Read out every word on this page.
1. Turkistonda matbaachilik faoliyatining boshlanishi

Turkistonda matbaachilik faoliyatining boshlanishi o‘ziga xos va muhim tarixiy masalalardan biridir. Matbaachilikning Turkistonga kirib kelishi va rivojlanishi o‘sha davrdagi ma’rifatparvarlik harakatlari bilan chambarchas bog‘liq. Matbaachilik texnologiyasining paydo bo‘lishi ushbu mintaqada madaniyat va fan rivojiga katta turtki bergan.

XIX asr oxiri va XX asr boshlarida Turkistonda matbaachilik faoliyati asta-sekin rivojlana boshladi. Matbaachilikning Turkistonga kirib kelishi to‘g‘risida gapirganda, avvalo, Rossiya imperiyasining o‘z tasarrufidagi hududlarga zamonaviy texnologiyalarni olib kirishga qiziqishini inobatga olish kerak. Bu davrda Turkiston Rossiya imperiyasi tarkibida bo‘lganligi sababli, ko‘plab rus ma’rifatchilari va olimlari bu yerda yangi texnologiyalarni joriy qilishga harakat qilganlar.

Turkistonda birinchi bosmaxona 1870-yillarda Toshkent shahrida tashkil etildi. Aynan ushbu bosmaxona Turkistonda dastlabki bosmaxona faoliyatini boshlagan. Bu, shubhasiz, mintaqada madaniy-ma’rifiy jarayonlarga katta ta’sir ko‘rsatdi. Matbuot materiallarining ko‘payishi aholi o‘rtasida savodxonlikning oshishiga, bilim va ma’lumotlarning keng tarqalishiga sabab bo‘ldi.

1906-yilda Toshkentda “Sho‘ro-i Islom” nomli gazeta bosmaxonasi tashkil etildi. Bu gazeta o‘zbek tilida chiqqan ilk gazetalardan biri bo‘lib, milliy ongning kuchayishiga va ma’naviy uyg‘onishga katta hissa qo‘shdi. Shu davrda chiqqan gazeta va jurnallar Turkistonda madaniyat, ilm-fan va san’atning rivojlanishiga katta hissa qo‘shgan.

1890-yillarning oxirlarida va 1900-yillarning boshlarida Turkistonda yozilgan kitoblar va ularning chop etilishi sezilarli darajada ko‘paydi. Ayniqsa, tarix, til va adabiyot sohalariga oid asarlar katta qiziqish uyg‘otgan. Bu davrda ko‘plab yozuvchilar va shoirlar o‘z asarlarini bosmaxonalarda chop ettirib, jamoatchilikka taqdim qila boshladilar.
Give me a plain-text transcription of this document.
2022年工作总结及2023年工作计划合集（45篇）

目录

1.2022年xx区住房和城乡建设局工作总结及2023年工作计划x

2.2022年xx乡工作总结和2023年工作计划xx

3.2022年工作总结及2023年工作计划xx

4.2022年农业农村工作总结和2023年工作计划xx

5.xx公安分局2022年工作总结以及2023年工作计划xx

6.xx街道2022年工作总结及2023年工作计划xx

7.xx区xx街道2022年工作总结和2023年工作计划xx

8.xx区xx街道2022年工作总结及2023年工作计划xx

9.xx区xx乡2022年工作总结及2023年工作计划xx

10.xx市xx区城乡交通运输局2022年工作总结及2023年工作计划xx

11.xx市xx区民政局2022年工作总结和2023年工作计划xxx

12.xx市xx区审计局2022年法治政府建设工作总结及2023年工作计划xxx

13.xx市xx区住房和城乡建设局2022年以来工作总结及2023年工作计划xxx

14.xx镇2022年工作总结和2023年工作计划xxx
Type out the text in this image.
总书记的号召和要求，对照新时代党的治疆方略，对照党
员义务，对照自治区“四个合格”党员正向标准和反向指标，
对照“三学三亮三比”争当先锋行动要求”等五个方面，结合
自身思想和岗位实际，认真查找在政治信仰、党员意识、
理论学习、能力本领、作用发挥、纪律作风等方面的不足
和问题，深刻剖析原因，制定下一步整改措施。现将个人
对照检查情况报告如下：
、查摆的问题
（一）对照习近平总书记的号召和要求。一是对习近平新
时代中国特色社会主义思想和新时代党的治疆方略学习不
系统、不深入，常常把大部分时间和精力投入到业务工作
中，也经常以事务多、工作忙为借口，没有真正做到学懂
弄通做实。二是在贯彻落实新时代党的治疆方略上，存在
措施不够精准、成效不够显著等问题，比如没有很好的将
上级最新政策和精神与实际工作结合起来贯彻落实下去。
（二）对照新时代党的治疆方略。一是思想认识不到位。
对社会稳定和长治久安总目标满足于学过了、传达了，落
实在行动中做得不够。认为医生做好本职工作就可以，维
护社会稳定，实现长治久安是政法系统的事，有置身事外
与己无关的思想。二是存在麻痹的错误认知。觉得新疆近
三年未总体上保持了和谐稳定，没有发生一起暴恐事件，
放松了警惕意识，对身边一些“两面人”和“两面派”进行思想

========================================

» **EXERCISE OBJECTIVE**
Your task is to gather all lines from the entries above that hold the word "boshlanishi".

» **ANSWER TO THIS EXERCISE**
1. Turkistonda matbaachilik faoliyatining boshlanishi
Turkistonda matbaachilik faoliyatining boshlanishi o‘ziga xos va muhim tarixiy masalalardan biridir. Matbaachilikning Turkistonga kirib kelishi va rivojlanishi o‘sha davrdagi ma’rifatparvarlik harakatlari bilan chambarchas bog‘liq. Matbaachilik texnologiyasining paydo bo‘lishi ushbu mintaqada madaniyat va fan rivojiga katta turtki bergan.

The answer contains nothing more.